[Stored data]

◇ ◇ ◇ ◇ ◇

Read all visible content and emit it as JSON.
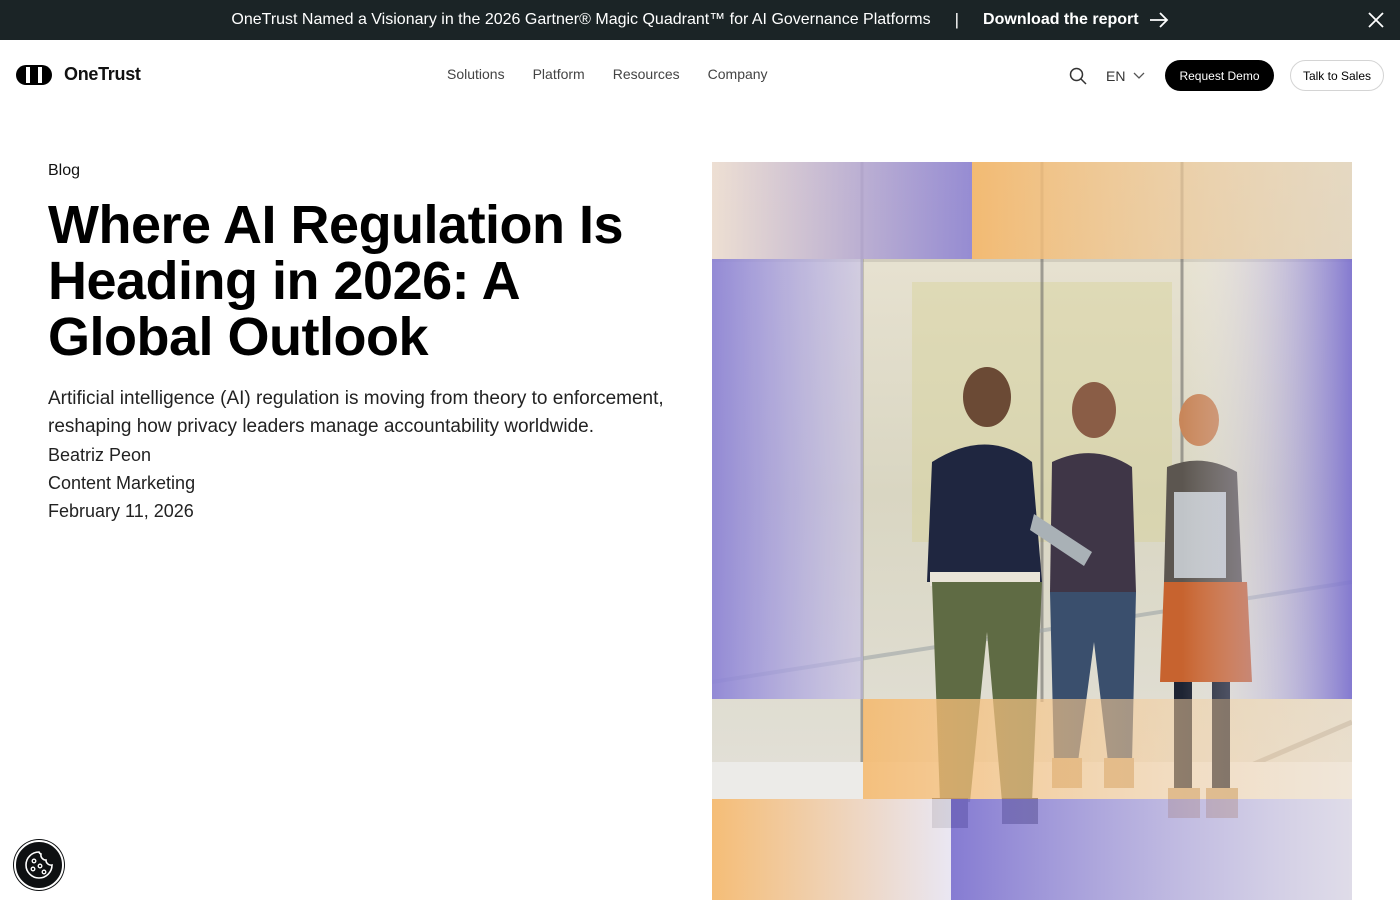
{
  "banner": {
    "message": "OneTrust Named a Visionary in the 2026 Gartner® Magic Quadrant™ for AI Governance Platforms",
    "separator": "|",
    "cta_label": "Download the report",
    "cta_icon": "arrow-right-icon",
    "close_icon": "close-icon"
  },
  "nav": {
    "logo_text": "OneTrust",
    "menu": [
      "Solutions",
      "Platform",
      "Resources",
      "Company"
    ],
    "search_icon": "search-icon",
    "language": "EN",
    "request_demo": "Request Demo",
    "talk_to_sales": "Talk to Sales"
  },
  "article": {
    "eyebrow": "Blog",
    "title": "Where AI Regulation Is Heading in 2026: A Global Outlook",
    "summary": "Artificial intelligence (AI) regulation is moving from theory to enforcement, reshaping how privacy leaders manage accountability worldwide.",
    "author": "Beatriz Peon",
    "author_role": "Content Marketing",
    "date": "February 11, 2026"
  },
  "hero_image": {
    "icon": "photo-three-people-with-tablet"
  },
  "cookie_settings": {
    "icon": "cookie-icon"
  },
  "colors": {
    "banner_bg": "#1b2426",
    "accent_purple": "#7a6fd0",
    "accent_orange": "#f6b86a",
    "button_dark": "#000000"
  }
}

◇ ◇ ◇ ◇ ◇

Request: Locate the word "icon" in the records and collect each line it appears in.

Solution for this task:
    "cta_icon": "arrow-right-icon",
    "close_icon": "close-icon"
    "search_icon": "search-icon",
    "icon": "photo-three-people-with-tablet"
    "icon": "cookie-icon"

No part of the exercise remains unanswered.